Dataset items:
################
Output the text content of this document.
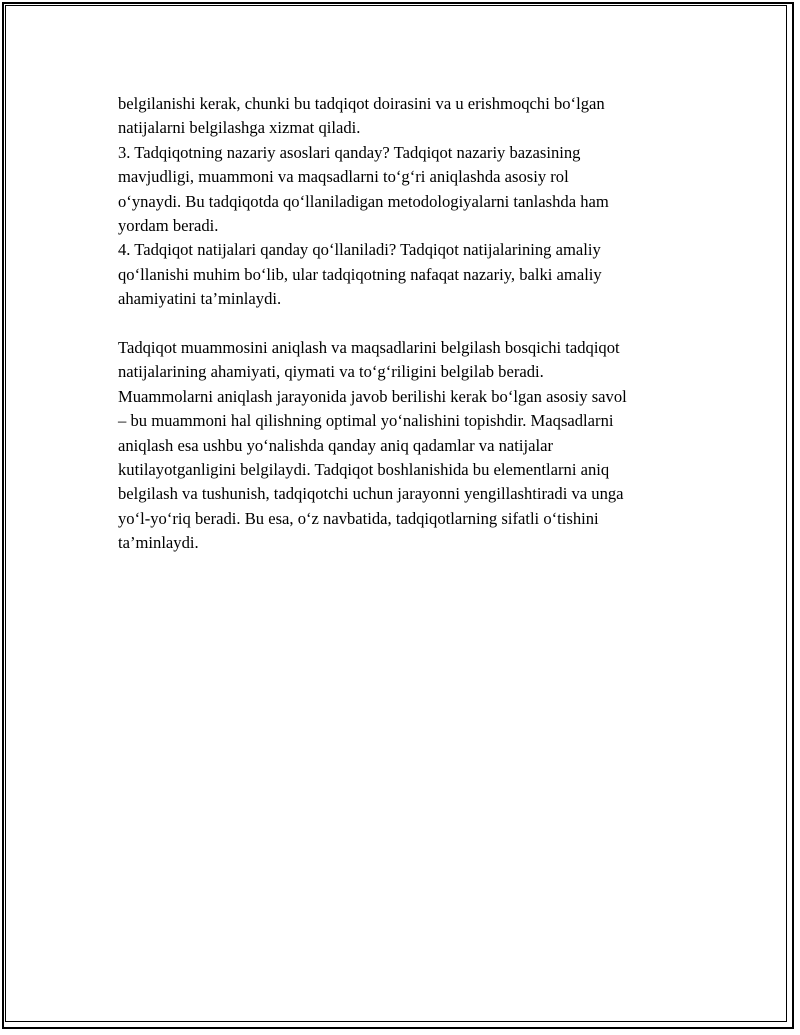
belgilanishi kerak, chunki bu tadqiqot doirasini va u erishmoqchi bo‘lgan
natijalarni belgilashga xizmat qiladi.
3. Tadqiqotning nazariy asoslari qanday? Tadqiqot nazariy bazasining
mavjudligi, muammoni va maqsadlarni to‘g‘ri aniqlashda asosiy rol
o‘ynaydi. Bu tadqiqotda qo‘llaniladigan metodologiyalarni tanlashda ham
yordam beradi.
4. Tadqiqot natijalari qanday qo‘llaniladi? Tadqiqot natijalarining amaliy
qo‘llanishi muhim bo‘lib, ular tadqiqotning nafaqat nazariy, balki amaliy
ahamiyatini ta’minlaydi.
Tadqiqot muammosini aniqlash va maqsadlarini belgilash bosqichi tadqiqot
natijalarining ahamiyati, qiymati va to‘g‘riligini belgilab beradi.
Muammolarni aniqlash jarayonida javob berilishi kerak bo‘lgan asosiy savol
– bu muammoni hal qilishning optimal yo‘nalishini topishdir. Maqsadlarni
aniqlash esa ushbu yo‘nalishda qanday aniq qadamlar va natijalar
kutilayotganligini belgilaydi. Tadqiqot boshlanishida bu elementlarni aniq
belgilash va tushunish, tadqiqotchi uchun jarayonni yengillashtiradi va unga
yo‘l-yo‘riq beradi. Bu esa, o‘z navbatida, tadqiqotlarning sifatli o‘tishini
ta’minlaydi.
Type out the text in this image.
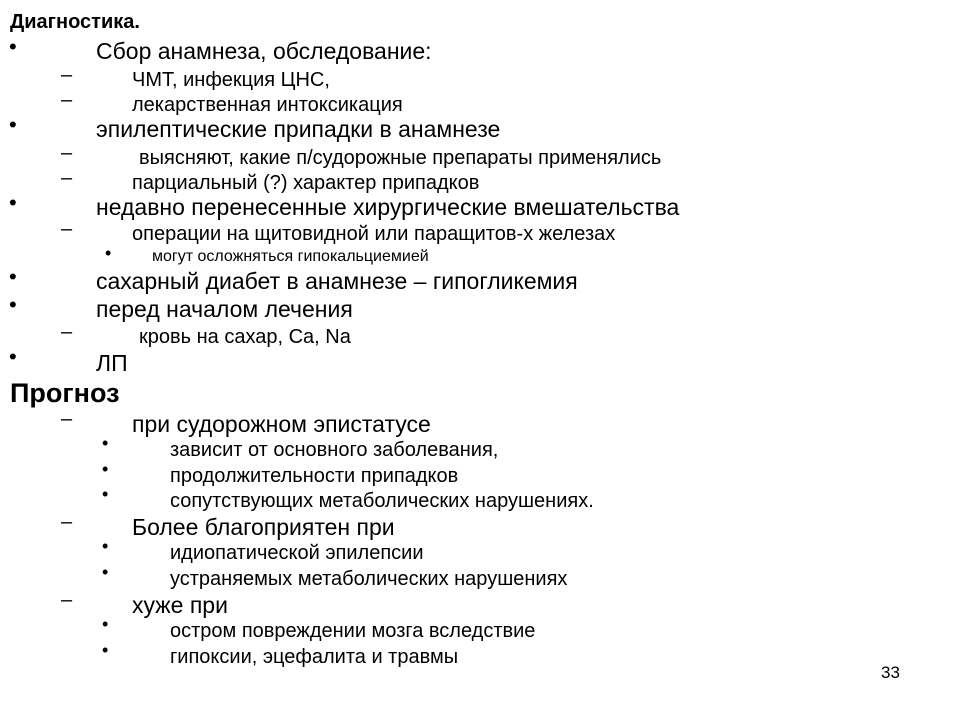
Диагностика.
•	Сбор анамнеза, обследование:
–	ЧМТ, инфекция ЦНС,
–	лекарственная интоксикация
•	эпилептические припадки в анамнезе
–	выясняют, какие п/судорожные препараты применялись
–	парциальный (?) характер припадков
•	недавно перенесенные хирургические вмешательства
–	операции на щитовидной или паращитов-х железах
•	могут осложняться гипокальциемией
•	сахарный диабет в анамнезе – гипогликемия
•	перед началом лечения
–	кровь на сахар, Ca, Na
•	ЛП
Прогноз
–	при судорожном эпистатусе
•	зависит от основного заболевания,
•	продолжительности припадков
•	сопутствующих метаболических нарушениях.
–	Более благоприятен при
•	идиопатической эпилепсии
•	устраняемых метаболических нарушениях
–	хуже при
•	остром повреждении мозга вследствие
•	гипоксии, эцефалита и травмы
33
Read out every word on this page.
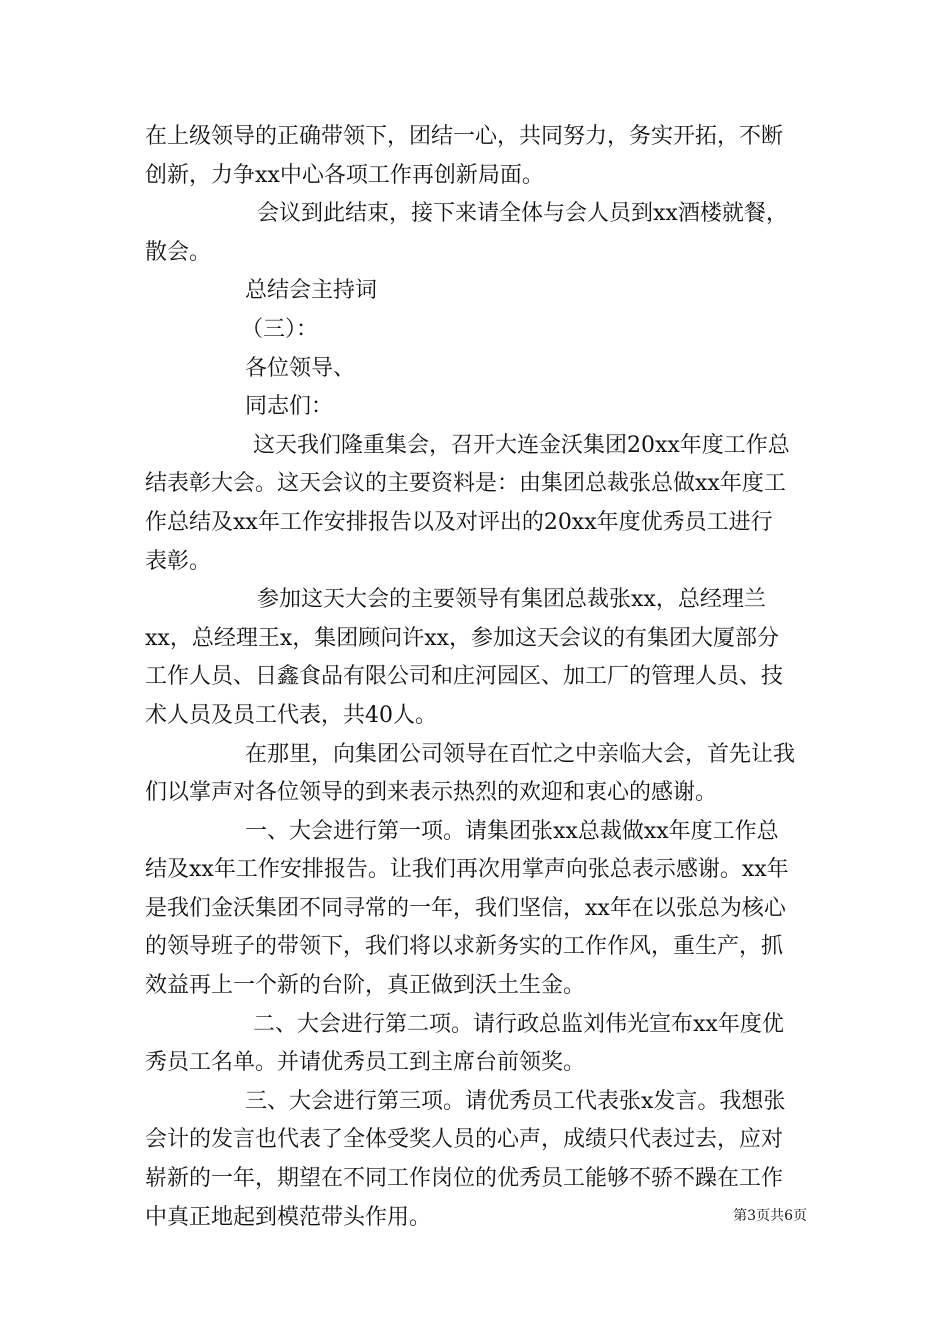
在上级领导的正确带领下，团结一心，共同努力，务实开拓，不断
创新，力争xx中心各项工作再创新局面。
会议到此结束，接下来请全体与会人员到xx酒楼就餐，
散会。
总结会主持词
（三）：
各位领导、
同志们：
这天我们隆重集会，召开大连金沃集团20xx年度工作总
结表彰大会。这天会议的主要资料是：由集团总裁张总做xx年度工
作总结及xx年工作安排报告以及对评出的20xx年度优秀员工进行
表彰。
参加这天大会的主要领导有集团总裁张xx，总经理兰
xx，总经理王x，集团顾问许xx，参加这天会议的有集团大厦部分
工作人员、日鑫食品有限公司和庄河园区、加工厂的管理人员、技
术人员及员工代表，共40人。
在那里，向集团公司领导在百忙之中亲临大会，首先让我
们以掌声对各位领导的到来表示热烈的欢迎和衷心的感谢。
一、大会进行第一项。请集团张xx总裁做xx年度工作总
结及xx年工作安排报告。让我们再次用掌声向张总表示感谢。xx年
是我们金沃集团不同寻常的一年，我们坚信，xx年在以张总为核心
的领导班子的带领下，我们将以求新务实的工作作风，重生产，抓
效益再上一个新的台阶，真正做到沃土生金。
二、大会进行第二项。请行政总监刘伟光宣布xx年度优
秀员工名单。并请优秀员工到主席台前领奖。
三、大会进行第三项。请优秀员工代表张x发言。我想张
会计的发言也代表了全体受奖人员的心声，成绩只代表过去，应对
崭新的一年，期望在不同工作岗位的优秀员工能够不骄不躁在工作
中真正地起到模范带头作用。	第3页共6页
################
> _Short exercise_
Pick out the lines above containing the word "muammoni", then copy them.

> _Answer_
mavjudligi, muammoni va maqsadlarni to‘g‘ri aniqlashda asosiy rol
– bu muammoni hal qilishning optimal yo‘nalishini topishdir. Maqsadlarni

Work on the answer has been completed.